> **WHAT IS NEEDED**
In the data below, find every line that has the string "объемно", and copy it.
-- begin --
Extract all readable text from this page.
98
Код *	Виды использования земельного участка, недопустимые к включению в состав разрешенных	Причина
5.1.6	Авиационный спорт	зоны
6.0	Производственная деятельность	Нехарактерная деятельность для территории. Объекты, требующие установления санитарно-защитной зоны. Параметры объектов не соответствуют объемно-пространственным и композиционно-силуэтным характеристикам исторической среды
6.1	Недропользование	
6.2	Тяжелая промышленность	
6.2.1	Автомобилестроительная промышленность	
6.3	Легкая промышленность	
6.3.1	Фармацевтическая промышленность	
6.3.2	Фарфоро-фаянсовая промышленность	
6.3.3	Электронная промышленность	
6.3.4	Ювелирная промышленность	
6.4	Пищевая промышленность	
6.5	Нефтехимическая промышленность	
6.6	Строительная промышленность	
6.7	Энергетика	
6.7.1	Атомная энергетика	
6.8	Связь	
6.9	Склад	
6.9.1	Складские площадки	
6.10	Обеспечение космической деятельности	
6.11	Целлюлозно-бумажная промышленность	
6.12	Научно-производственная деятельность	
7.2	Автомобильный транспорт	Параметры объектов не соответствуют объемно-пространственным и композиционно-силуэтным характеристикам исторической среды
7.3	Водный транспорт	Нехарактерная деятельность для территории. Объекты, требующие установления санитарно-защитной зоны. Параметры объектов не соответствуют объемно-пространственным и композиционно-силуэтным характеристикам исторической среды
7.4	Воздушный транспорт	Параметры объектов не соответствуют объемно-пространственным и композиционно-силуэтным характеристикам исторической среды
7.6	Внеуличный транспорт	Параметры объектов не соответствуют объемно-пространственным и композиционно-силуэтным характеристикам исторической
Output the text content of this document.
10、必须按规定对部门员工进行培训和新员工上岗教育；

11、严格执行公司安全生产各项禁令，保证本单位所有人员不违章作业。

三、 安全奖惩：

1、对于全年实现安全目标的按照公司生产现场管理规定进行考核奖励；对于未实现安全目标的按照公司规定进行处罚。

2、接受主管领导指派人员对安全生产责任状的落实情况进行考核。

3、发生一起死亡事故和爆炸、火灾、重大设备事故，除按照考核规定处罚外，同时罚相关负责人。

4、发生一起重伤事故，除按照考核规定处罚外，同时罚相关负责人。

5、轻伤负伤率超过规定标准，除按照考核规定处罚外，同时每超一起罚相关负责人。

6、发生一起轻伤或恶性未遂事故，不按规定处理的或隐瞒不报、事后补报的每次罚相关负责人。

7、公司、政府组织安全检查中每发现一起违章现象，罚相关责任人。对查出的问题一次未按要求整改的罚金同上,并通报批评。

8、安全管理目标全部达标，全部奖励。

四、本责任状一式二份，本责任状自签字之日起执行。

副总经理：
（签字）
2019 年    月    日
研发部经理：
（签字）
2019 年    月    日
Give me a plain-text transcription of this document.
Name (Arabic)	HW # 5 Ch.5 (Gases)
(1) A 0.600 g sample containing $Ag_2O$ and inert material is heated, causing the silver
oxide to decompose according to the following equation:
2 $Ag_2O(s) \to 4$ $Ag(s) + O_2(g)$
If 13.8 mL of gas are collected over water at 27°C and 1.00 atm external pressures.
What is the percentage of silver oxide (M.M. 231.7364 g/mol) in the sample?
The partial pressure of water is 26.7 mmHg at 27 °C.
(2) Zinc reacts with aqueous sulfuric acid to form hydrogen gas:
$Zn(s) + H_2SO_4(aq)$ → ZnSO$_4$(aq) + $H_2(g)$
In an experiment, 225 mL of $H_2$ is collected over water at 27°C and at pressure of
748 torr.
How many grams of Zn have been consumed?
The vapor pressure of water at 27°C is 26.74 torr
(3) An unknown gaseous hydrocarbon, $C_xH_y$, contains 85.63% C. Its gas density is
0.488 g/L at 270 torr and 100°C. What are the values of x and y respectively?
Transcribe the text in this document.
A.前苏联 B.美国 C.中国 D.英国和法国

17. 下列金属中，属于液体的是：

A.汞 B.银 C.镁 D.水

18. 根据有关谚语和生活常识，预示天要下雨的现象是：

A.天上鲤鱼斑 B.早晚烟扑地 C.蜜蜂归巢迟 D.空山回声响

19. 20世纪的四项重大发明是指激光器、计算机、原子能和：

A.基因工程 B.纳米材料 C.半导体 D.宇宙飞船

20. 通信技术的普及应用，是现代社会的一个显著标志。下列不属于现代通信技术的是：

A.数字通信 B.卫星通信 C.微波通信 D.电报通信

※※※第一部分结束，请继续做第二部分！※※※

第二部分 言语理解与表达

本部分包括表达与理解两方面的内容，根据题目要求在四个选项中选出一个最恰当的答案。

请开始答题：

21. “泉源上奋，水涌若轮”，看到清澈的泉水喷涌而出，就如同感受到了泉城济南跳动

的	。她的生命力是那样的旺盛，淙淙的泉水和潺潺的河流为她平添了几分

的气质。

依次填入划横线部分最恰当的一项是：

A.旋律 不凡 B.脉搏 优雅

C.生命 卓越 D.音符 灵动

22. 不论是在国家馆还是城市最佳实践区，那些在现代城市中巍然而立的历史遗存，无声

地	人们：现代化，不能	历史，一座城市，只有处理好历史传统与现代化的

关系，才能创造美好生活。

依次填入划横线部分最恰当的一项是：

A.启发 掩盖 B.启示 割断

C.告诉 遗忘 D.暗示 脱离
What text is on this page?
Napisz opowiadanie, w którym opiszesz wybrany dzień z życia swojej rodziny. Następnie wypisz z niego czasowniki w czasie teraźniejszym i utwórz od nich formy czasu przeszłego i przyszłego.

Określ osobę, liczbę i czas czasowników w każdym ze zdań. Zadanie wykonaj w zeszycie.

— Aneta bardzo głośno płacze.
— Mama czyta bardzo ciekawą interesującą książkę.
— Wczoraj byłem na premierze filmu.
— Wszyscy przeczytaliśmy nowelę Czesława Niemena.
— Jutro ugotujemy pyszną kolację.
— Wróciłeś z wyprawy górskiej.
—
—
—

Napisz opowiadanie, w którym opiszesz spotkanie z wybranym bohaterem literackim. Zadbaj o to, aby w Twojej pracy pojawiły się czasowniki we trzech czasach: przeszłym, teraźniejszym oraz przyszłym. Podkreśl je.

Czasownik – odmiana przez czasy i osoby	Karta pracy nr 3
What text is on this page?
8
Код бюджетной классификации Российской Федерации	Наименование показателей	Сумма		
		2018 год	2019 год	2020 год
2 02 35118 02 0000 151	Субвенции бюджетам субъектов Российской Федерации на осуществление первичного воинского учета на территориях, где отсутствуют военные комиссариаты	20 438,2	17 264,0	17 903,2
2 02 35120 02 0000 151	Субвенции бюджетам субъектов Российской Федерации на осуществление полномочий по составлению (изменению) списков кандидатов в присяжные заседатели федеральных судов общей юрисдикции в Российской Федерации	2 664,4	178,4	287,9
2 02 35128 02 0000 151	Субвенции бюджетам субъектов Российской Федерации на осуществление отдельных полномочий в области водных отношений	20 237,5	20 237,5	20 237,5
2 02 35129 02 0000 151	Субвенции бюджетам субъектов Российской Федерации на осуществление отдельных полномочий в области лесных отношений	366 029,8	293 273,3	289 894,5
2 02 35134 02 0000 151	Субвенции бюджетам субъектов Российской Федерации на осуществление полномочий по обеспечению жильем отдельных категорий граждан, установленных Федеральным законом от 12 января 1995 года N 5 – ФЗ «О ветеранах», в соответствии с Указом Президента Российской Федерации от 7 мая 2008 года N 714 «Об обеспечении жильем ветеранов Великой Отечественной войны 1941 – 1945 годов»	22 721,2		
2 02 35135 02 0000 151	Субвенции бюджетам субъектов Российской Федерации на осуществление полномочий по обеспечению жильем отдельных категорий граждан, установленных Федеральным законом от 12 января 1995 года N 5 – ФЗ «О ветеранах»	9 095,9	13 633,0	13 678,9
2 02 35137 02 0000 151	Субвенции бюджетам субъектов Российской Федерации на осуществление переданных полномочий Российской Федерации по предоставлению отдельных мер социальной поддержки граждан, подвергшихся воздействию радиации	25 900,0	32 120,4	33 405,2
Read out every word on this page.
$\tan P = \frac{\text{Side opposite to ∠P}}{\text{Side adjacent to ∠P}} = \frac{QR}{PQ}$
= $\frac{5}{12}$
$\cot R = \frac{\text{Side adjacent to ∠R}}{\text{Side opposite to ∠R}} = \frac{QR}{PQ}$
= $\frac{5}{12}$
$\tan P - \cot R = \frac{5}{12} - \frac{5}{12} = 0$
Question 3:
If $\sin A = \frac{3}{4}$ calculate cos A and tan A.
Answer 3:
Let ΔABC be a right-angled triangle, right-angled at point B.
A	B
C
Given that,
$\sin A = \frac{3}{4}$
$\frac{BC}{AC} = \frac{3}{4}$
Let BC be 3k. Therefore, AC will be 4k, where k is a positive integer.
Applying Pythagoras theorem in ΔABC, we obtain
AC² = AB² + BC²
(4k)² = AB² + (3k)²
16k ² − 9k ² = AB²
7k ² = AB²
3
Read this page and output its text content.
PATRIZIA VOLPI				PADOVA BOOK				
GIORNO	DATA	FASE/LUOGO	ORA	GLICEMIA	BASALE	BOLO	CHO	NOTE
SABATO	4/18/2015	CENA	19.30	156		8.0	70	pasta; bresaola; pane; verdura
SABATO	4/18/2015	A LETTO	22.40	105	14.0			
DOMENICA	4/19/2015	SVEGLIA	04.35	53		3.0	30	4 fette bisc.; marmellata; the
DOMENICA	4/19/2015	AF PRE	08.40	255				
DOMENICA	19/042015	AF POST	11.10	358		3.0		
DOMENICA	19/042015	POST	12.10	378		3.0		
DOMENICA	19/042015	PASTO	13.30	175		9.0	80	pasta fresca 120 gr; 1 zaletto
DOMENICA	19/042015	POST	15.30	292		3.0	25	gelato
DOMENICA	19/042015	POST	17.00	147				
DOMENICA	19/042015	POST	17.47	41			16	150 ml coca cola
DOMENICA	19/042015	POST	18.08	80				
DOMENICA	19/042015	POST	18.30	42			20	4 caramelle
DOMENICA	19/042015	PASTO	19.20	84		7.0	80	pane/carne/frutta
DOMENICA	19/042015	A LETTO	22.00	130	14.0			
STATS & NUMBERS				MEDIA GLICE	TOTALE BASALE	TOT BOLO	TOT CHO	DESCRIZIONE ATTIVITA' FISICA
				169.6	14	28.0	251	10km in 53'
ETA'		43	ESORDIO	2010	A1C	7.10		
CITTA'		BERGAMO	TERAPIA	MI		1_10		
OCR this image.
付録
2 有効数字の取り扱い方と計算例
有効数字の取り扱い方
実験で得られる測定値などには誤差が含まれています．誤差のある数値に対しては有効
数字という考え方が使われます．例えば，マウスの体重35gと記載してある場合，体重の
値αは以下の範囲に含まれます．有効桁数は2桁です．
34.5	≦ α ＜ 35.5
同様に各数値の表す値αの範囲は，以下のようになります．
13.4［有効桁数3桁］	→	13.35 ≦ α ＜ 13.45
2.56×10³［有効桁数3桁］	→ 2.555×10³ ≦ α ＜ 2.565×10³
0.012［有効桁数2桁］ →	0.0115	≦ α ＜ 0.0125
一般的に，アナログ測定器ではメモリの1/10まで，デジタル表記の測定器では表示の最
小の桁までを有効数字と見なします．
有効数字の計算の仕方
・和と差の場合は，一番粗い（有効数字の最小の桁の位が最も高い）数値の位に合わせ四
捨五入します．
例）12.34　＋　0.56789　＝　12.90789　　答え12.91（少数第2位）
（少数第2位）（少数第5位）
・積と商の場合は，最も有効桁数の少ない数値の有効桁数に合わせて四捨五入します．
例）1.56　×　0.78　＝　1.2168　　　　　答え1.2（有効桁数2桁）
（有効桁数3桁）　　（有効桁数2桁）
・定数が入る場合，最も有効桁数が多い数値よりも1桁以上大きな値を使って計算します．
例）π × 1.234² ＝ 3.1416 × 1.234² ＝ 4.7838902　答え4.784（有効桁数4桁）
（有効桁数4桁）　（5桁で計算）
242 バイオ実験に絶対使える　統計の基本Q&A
-- end --
> **EXPECTED ANSWER**
6.0	Производственная деятельность	Нехарактерная деятельность для территории. Объекты, требующие установления санитарно-защитной зоны. Параметры объектов не соответствуют объемно-пространственным и композиционно-силуэтным характеристикам исторической среды
7.2	Автомобильный транспорт	Параметры объектов не соответствуют объемно-пространственным и композиционно-силуэтным характеристикам исторической среды
7.3	Водный транспорт	Нехарактерная деятельность для территории. Объекты, требующие установления санитарно-защитной зоны. Параметры объектов не соответствуют объемно-пространственным и композиционно-силуэтным характеристикам исторической среды
7.4	Воздушный транспорт	Параметры объектов не соответствуют объемно-пространственным и композиционно-силуэтным характеристикам исторической среды
7.6	Внеуличный транспорт	Параметры объектов не соответствуют объемно-пространственным и композиционно-силуэтным характеристикам исторической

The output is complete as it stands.